--- START ENTRIES SUPPLIED ---

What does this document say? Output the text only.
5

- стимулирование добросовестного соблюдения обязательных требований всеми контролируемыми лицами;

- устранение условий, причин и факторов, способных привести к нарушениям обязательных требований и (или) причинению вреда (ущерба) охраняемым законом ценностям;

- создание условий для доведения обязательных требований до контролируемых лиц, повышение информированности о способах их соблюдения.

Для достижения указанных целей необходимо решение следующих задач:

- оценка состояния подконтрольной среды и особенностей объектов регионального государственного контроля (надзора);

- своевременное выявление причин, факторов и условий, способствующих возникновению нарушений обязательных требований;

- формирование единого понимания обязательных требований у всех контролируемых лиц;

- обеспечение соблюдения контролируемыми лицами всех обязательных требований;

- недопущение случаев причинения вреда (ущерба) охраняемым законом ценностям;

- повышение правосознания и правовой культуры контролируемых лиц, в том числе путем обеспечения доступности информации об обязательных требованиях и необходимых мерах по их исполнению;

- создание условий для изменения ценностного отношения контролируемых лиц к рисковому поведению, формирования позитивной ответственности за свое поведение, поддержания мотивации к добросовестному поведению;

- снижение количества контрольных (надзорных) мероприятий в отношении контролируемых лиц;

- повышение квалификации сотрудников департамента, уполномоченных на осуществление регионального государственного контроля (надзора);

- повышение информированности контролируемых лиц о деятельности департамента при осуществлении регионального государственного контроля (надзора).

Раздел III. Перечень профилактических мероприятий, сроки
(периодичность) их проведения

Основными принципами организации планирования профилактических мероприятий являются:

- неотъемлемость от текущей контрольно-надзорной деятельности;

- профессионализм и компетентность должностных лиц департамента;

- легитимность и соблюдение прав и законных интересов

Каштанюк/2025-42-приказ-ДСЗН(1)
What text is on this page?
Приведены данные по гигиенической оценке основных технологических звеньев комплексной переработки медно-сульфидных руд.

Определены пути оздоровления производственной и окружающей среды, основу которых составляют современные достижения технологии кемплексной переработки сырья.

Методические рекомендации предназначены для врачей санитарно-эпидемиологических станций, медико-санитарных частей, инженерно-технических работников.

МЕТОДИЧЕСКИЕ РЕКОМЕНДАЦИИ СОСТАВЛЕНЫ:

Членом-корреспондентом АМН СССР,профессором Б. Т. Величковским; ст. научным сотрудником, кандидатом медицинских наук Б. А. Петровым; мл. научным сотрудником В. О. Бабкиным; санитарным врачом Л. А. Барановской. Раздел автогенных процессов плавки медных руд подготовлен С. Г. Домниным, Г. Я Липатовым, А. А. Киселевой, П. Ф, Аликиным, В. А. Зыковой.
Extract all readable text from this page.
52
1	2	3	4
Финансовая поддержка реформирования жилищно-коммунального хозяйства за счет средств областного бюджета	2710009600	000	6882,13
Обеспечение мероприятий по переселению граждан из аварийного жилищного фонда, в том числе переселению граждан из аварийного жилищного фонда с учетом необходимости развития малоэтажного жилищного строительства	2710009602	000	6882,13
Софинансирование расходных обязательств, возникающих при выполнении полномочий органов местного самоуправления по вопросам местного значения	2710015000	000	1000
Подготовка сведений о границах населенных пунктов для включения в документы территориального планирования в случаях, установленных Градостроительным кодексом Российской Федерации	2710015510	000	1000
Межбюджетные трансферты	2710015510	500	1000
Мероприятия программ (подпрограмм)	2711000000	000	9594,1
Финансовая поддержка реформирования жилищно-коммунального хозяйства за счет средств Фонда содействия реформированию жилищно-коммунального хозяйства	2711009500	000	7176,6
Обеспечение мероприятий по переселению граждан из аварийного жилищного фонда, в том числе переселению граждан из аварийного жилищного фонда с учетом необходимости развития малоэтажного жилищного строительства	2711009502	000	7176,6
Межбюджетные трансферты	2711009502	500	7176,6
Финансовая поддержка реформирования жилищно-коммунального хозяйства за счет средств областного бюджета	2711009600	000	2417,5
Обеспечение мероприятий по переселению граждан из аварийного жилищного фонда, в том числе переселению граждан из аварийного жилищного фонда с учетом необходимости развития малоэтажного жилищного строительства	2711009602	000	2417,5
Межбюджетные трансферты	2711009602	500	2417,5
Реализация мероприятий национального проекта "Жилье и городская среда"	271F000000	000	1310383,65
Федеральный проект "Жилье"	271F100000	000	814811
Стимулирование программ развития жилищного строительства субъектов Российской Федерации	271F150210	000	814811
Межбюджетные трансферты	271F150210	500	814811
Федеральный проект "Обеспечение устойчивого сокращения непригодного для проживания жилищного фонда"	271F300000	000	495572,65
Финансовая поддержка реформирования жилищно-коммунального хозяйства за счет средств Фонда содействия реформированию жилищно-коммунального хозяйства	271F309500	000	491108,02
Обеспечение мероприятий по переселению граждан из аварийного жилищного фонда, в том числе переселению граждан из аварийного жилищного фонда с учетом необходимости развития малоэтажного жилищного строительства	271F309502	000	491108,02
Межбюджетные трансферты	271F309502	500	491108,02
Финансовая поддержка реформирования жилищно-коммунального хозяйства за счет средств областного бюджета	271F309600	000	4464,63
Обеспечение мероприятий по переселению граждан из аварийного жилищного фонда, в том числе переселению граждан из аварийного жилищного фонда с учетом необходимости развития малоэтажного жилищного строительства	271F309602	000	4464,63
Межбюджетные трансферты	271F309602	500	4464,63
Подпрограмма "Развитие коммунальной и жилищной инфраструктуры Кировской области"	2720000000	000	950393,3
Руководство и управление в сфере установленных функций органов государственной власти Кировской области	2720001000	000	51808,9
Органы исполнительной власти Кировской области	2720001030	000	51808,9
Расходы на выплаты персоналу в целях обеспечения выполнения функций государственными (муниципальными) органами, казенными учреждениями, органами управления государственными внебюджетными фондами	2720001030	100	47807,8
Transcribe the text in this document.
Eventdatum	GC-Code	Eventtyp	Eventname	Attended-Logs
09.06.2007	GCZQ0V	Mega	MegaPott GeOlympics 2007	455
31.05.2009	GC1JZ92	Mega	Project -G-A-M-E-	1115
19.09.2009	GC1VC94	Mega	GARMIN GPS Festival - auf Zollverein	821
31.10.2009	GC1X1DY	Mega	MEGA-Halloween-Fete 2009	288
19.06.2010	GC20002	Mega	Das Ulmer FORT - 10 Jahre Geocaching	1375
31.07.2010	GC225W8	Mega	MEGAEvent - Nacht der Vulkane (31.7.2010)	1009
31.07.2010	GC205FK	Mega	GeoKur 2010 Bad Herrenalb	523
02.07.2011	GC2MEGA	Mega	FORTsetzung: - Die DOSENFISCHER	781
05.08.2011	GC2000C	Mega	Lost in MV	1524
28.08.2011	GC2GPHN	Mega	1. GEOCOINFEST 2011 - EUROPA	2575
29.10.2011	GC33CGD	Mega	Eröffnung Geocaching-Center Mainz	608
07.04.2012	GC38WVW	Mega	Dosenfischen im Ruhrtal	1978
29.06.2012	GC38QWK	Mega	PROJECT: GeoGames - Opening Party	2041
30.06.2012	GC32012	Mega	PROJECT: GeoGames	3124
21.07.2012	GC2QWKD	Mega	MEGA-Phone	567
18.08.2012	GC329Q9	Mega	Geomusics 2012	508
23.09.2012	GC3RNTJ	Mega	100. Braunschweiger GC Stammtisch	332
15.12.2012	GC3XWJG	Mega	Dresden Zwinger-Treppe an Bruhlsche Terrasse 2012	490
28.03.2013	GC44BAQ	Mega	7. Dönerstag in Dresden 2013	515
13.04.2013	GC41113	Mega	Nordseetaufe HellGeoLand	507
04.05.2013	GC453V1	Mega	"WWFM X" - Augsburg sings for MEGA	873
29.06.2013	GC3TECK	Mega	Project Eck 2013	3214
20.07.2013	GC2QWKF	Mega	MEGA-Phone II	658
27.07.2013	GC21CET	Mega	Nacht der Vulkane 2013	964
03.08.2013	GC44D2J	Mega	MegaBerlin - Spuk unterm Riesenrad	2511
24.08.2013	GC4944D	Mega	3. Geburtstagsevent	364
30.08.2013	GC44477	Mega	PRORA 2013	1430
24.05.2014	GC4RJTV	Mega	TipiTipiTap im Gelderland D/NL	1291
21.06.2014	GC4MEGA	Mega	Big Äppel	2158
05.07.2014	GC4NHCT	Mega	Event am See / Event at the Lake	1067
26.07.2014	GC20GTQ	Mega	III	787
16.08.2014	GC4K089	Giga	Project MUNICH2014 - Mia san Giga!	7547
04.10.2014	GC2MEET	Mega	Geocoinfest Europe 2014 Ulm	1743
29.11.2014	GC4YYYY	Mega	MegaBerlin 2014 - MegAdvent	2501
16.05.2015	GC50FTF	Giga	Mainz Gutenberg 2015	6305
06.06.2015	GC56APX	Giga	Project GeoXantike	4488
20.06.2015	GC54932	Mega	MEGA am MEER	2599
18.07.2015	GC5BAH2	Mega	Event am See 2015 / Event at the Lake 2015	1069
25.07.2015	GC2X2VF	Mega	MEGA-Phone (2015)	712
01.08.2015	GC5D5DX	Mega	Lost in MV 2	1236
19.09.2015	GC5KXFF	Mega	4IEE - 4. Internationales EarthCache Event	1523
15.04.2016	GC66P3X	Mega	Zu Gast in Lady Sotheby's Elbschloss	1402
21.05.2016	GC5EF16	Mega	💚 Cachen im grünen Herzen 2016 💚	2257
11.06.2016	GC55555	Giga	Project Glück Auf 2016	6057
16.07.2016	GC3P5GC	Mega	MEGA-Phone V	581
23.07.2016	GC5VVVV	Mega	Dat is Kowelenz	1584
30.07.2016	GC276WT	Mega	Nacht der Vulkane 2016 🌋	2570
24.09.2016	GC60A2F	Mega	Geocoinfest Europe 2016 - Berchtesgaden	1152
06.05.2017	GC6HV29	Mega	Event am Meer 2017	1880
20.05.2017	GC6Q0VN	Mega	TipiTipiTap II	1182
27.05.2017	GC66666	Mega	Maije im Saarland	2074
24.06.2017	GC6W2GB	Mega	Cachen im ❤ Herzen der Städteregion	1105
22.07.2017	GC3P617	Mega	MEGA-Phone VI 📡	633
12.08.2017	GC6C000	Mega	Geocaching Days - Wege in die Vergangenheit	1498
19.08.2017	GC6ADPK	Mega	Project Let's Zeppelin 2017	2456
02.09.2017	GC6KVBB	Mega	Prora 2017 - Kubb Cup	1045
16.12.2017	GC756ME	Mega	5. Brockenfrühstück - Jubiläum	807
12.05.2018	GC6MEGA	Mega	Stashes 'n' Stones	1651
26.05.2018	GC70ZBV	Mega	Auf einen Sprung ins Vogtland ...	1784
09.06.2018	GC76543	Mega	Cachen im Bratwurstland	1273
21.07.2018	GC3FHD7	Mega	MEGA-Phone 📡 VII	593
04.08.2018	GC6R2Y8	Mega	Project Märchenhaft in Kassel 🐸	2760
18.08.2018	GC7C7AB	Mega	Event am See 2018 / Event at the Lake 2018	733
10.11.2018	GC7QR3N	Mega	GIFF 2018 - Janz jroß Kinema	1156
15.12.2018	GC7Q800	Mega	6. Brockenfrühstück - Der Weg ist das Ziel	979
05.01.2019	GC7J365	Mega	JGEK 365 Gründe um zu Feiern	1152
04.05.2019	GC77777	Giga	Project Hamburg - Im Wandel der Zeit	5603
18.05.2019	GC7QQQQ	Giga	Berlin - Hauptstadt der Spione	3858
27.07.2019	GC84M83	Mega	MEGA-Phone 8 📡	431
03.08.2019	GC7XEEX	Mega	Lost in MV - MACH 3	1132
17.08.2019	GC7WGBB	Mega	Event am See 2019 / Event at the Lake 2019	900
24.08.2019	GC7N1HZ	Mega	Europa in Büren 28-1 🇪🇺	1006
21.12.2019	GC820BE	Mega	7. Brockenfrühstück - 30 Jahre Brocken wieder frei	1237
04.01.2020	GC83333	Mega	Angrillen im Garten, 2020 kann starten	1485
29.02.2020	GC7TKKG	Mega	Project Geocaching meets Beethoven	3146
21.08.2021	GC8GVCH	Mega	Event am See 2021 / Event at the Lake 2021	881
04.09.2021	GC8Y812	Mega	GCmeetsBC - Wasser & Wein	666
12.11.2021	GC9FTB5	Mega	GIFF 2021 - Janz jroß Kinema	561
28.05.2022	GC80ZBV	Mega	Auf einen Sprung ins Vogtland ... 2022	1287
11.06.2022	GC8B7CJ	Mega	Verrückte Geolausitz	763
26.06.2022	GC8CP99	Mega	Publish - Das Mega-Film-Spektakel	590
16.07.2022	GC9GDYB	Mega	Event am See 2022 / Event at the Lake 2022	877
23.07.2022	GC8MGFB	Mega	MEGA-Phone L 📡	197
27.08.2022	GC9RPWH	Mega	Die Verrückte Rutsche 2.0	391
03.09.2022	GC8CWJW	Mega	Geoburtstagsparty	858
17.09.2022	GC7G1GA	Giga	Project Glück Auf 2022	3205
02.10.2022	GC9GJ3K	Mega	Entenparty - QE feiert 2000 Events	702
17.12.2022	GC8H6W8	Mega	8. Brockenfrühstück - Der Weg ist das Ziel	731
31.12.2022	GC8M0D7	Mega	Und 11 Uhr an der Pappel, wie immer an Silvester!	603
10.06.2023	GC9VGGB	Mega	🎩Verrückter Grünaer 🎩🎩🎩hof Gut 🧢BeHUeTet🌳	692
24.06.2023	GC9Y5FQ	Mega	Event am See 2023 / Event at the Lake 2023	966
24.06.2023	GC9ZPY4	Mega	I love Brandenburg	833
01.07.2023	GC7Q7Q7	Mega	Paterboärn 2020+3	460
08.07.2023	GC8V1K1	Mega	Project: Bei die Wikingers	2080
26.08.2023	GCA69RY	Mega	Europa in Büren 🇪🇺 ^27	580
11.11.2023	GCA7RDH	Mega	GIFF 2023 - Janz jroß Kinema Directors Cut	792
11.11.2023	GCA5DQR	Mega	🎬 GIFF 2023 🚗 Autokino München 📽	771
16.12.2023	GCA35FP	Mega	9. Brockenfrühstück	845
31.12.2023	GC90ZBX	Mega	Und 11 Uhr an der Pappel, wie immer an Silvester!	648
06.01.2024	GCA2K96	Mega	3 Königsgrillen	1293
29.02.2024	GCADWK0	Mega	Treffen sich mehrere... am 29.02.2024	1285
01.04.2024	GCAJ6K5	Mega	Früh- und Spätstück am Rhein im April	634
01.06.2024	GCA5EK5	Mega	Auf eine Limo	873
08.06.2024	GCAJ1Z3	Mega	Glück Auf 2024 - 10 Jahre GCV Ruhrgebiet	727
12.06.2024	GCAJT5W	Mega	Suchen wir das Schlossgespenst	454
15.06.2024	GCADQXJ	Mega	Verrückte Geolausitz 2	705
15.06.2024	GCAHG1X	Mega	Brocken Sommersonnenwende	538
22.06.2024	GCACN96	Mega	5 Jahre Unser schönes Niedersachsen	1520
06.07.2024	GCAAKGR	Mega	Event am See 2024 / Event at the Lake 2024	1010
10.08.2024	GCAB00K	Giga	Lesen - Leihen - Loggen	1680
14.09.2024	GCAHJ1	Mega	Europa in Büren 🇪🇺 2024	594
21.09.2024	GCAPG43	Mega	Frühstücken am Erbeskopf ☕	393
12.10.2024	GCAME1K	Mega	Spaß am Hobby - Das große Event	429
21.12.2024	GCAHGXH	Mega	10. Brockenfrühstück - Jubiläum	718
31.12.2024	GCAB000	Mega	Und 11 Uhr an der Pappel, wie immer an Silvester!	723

--- END ENTRIES SUPPLIED ---

Pick out all lines from the data above in which the word "Geocaching" appears.

19.06.2010	GC20002	Mega	Das Ulmer FORT - 10 Jahre Geocaching	1375
29.10.2011	GC33CGD	Mega	Eröffnung Geocaching-Center Mainz	608
12.08.2017	GC6C000	Mega	Geocaching Days - Wege in die Vergangenheit	1498
29.02.2020	GC7TKKG	Mega	Project Geocaching meets Beethoven	3146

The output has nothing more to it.